● **Aim**
Quote all of the data below exactly, please.

● **Dataset content**

◇ ◇ ◇ ◇

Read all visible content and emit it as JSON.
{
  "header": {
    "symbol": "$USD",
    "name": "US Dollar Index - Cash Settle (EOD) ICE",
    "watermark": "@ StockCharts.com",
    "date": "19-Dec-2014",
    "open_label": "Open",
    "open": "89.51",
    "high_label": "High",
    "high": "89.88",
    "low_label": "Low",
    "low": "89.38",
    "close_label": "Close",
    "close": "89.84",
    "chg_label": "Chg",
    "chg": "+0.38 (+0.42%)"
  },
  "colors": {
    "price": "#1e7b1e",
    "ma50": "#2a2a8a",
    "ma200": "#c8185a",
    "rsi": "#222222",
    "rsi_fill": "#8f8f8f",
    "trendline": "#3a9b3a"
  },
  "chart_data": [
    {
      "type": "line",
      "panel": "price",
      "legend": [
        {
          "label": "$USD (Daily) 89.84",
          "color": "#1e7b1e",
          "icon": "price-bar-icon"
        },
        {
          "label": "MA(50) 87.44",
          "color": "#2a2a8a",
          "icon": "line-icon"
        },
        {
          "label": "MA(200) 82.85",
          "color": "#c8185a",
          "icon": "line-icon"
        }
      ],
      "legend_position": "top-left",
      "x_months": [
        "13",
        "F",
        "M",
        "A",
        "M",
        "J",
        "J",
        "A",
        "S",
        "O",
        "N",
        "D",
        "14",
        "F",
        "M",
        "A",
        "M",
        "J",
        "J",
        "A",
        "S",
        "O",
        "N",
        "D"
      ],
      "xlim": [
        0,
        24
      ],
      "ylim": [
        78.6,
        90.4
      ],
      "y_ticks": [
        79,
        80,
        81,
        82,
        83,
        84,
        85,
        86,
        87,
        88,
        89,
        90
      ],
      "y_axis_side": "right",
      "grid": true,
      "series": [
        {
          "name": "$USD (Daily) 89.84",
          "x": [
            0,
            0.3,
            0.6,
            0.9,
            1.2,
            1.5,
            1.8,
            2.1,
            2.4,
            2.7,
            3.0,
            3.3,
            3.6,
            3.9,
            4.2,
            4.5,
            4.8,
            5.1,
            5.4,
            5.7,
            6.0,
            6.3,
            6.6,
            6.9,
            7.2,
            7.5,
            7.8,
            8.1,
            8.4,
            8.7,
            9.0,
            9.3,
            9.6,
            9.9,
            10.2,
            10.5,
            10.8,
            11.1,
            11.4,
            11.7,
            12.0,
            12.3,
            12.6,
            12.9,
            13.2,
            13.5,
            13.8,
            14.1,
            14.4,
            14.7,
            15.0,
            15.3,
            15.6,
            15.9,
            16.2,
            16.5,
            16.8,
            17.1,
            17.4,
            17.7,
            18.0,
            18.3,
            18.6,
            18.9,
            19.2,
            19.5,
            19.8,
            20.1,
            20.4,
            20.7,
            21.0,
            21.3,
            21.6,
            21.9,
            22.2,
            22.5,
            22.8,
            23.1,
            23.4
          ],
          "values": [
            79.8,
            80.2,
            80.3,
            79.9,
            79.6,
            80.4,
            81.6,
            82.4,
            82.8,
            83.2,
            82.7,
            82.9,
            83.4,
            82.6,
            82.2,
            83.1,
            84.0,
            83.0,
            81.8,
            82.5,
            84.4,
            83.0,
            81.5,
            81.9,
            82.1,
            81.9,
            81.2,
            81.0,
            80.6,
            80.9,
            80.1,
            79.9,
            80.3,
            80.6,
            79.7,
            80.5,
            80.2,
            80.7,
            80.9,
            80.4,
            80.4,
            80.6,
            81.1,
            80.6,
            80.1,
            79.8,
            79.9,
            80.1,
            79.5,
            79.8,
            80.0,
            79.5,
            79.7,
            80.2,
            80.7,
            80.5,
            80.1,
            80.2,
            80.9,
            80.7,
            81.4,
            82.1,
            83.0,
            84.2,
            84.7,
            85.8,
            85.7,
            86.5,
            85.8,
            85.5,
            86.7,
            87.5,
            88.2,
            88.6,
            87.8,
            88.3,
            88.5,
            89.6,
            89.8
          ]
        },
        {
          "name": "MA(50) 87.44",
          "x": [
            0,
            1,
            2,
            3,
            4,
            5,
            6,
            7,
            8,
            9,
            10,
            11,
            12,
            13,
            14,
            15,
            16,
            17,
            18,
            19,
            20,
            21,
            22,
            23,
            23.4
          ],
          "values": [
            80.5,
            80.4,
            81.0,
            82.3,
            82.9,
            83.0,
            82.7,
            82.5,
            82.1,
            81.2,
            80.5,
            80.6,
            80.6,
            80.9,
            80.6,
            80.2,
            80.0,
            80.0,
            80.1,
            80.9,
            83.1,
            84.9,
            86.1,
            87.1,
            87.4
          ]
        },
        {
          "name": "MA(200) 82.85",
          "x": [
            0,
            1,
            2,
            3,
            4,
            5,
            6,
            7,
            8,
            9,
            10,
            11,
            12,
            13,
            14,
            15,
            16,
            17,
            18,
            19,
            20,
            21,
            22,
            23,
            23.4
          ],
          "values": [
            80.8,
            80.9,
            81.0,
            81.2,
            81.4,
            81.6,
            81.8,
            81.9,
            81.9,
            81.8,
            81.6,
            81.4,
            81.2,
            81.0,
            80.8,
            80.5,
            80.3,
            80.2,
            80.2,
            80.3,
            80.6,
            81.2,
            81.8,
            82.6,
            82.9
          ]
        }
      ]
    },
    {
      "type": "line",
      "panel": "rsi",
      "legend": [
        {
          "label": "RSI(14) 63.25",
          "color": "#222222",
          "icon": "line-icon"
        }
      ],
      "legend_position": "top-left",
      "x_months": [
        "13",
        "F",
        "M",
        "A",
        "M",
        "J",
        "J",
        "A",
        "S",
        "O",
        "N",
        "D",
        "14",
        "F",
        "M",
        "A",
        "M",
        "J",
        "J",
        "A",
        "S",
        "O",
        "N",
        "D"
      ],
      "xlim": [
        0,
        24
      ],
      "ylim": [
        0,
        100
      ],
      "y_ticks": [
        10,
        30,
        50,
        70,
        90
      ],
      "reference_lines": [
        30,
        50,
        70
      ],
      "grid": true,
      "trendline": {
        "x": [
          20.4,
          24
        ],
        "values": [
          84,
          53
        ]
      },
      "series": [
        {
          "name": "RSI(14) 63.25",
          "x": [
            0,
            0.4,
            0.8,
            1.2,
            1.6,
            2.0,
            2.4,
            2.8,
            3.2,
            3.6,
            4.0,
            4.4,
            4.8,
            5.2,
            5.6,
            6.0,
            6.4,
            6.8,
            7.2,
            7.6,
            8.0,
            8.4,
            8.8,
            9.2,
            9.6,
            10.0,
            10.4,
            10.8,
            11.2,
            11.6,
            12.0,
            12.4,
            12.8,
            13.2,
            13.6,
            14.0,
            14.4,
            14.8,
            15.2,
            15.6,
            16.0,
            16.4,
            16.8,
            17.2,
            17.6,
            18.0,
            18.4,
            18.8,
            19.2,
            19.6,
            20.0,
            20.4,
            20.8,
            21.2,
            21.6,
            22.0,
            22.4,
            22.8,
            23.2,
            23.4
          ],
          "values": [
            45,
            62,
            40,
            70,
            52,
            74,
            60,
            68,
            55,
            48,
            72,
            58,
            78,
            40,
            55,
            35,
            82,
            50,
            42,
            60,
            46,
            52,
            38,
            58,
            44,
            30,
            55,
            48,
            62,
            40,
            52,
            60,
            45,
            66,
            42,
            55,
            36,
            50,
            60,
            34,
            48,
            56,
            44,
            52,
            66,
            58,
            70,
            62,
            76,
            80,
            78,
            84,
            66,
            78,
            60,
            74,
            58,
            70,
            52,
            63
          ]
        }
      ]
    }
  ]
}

◇ ◇ ◇ ◇

● **Correct answer**
Read all visible content and emit it as JSON.
{
  "header": {
    "symbol": "$USD",
    "name": "US Dollar Index - Cash Settle (EOD) ICE",
    "watermark": "@ StockCharts.com",
    "date": "19-Dec-2014",
    "open_label": "Open",
    "open": "89.51",
    "high_label": "High",
    "high": "89.88",
    "low_label": "Low",
    "low": "89.38",
    "close_label": "Close",
    "close": "89.84",
    "chg_label": "Chg",
    "chg": "+0.38 (+0.42%)"
  },
  "colors": {
    "price": "#1e7b1e",
    "ma50": "#2a2a8a",
    "ma200": "#c8185a",
    "rsi": "#222222",
    "rsi_fill": "#8f8f8f",
    "trendline": "#3a9b3a"
  },
  "chart_data": [
    {
      "type": "line",
      "panel": "price",
      "legend": [
        {
          "label": "$USD (Daily) 89.84",
          "color": "#1e7b1e",
          "icon": "price-bar-icon"
        },
        {
          "label": "MA(50) 87.44",
          "color": "#2a2a8a",
          "icon": "line-icon"
        },
        {
          "label": "MA(200) 82.85",
          "color": "#c8185a",
          "icon": "line-icon"
        }
      ],
      "legend_position": "top-left",
      "x_months": [
        "13",
        "F",
        "M",
        "A",
        "M",
        "J",
        "J",
        "A",
        "S",
        "O",
        "N",
        "D",
        "14",
        "F",
        "M",
        "A",
        "M",
        "J",
        "J",
        "A",
        "S",
        "O",
        "N",
        "D"
      ],
      "xlim": [
        0,
        24
      ],
      "ylim": [
        78.6,
        90.4
      ],
      "y_ticks": [
        79,
        80,
        81,
        82,
        83,
        84,
        85,
        86,
        87,
        88,
        89,
        90
      ],
      "y_axis_side": "right",
      "grid": true,
      "series": [
        {
          "name": "$USD (Daily) 89.84",
          "x": [
            0,
            0.3,
            0.6,
            0.9,
            1.2,
            1.5,
            1.8,
            2.1,
            2.4,
            2.7,
            3.0,
            3.3,
            3.6,
            3.9,
            4.2,
            4.5,
            4.8,
            5.1,
            5.4,
            5.7,
            6.0,
            6.3,
            6.6,
            6.9,
            7.2,
            7.5,
            7.8,
            8.1,
            8.4,
            8.7,
            9.0,
            9.3,
            9.6,
            9.9,
            10.2,
            10.5,
            10.8,
            11.1,
            11.4,
            11.7,
            12.0,
            12.3,
            12.6,
            12.9,
            13.2,
            13.5,
            13.8,
            14.1,
            14.4,
            14.7,
            15.0,
            15.3,
            15.6,
            15.9,
            16.2,
            16.5,
            16.8,
            17.1,
            17.4,
            17.7,
            18.0,
            18.3,
            18.6,
            18.9,
            19.2,
            19.5,
            19.8,
            20.1,
            20.4,
            20.7,
            21.0,
            21.3,
            21.6,
            21.9,
            22.2,
            22.5,
            22.8,
            23.1,
            23.4
          ],
          "values": [
            79.8,
            80.2,
            80.3,
            79.9,
            79.6,
            80.4,
            81.6,
            82.4,
            82.8,
            83.2,
            82.7,
            82.9,
            83.4,
            82.6,
            82.2,
            83.1,
            84.0,
            83.0,
            81.8,
            82.5,
            84.4,
            83.0,
            81.5,
            81.9,
            82.1,
            81.9,
            81.2,
            81.0,
            80.6,
            80.9,
            80.1,
            79.9,
            80.3,
            80.6,
            79.7,
            80.5,
            80.2,
            80.7,
            80.9,
            80.4,
            80.4,
            80.6,
            81.1,
            80.6,
            80.1,
            79.8,
            79.9,
            80.1,
            79.5,
            79.8,
            80.0,
            79.5,
            79.7,
            80.2,
            80.7,
            80.5,
            80.1,
            80.2,
            80.9,
            80.7,
            81.4,
            82.1,
            83.0,
            84.2,
            84.7,
            85.8,
            85.7,
            86.5,
            85.8,
            85.5,
            86.7,
            87.5,
            88.2,
            88.6,
            87.8,
            88.3,
            88.5,
            89.6,
            89.8
          ]
        },
        {
          "name": "MA(50) 87.44",
          "x": [
            0,
            1,
            2,
            3,
            4,
            5,
            6,
            7,
            8,
            9,
            10,
            11,
            12,
            13,
            14,
            15,
            16,
            17,
            18,
            19,
            20,
            21,
            22,
            23,
            23.4
          ],
          "values": [
            80.5,
            80.4,
            81.0,
            82.3,
            82.9,
            83.0,
            82.7,
            82.5,
            82.1,
            81.2,
            80.5,
            80.6,
            80.6,
            80.9,
            80.6,
            80.2,
            80.0,
            80.0,
            80.1,
            80.9,
            83.1,
            84.9,
            86.1,
            87.1,
            87.4
          ]
        },
        {
          "name": "MA(200) 82.85",
          "x": [
            0,
            1,
            2,
            3,
            4,
            5,
            6,
            7,
            8,
            9,
            10,
            11,
            12,
            13,
            14,
            15,
            16,
            17,
            18,
            19,
            20,
            21,
            22,
            23,
            23.4
          ],
          "values": [
            80.8,
            80.9,
            81.0,
            81.2,
            81.4,
            81.6,
            81.8,
            81.9,
            81.9,
            81.8,
            81.6,
            81.4,
            81.2,
            81.0,
            80.8,
            80.5,
            80.3,
            80.2,
            80.2,
            80.3,
            80.6,
            81.2,
            81.8,
            82.6,
            82.9
          ]
        }
      ]
    },
    {
      "type": "line",
      "panel": "rsi",
      "legend": [
        {
          "label": "RSI(14) 63.25",
          "color": "#222222",
          "icon": "line-icon"
        }
      ],
      "legend_position": "top-left",
      "x_months": [
        "13",
        "F",
        "M",
        "A",
        "M",
        "J",
        "J",
        "A",
        "S",
        "O",
        "N",
        "D",
        "14",
        "F",
        "M",
        "A",
        "M",
        "J",
        "J",
        "A",
        "S",
        "O",
        "N",
        "D"
      ],
      "xlim": [
        0,
        24
      ],
      "ylim": [
        0,
        100
      ],
      "y_ticks": [
        10,
        30,
        50,
        70,
        90
      ],
      "reference_lines": [
        30,
        50,
        70
      ],
      "grid": true,
      "trendline": {
        "x": [
          20.4,
          24
        ],
        "values": [
          84,
          53
        ]
      },
      "series": [
        {
          "name": "RSI(14) 63.25",
          "x": [
            0,
            0.4,
            0.8,
            1.2,
            1.6,
            2.0,
            2.4,
            2.8,
            3.2,
            3.6,
            4.0,
            4.4,
            4.8,
            5.2,
            5.6,
            6.0,
            6.4,
            6.8,
            7.2,
            7.6,
            8.0,
            8.4,
            8.8,
            9.2,
            9.6,
            10.0,
            10.4,
            10.8,
            11.2,
            11.6,
            12.0,
            12.4,
            12.8,
            13.2,
            13.6,
            14.0,
            14.4,
            14.8,
            15.2,
            15.6,
            16.0,
            16.4,
            16.8,
            17.2,
            17.6,
            18.0,
            18.4,
            18.8,
            19.2,
            19.6,
            20.0,
            20.4,
            20.8,
            21.2,
            21.6,
            22.0,
            22.4,
            22.8,
            23.2,
            23.4
          ],
          "values": [
            45,
            62,
            40,
            70,
            52,
            74,
            60,
            68,
            55,
            48,
            72,
            58,
            78,
            40,
            55,
            35,
            82,
            50,
            42,
            60,
            46,
            52,
            38,
            58,
            44,
            30,
            55,
            48,
            62,
            40,
            52,
            60,
            45,
            66,
            42,
            55,
            36,
            50,
            60,
            34,
            48,
            56,
            44,
            52,
            66,
            58,
            70,
            62,
            76,
            80,
            78,
            84,
            66,
            78,
            60,
            74,
            58,
            70,
            52,
            63
          ]
        }
      ]
    }
  ]
}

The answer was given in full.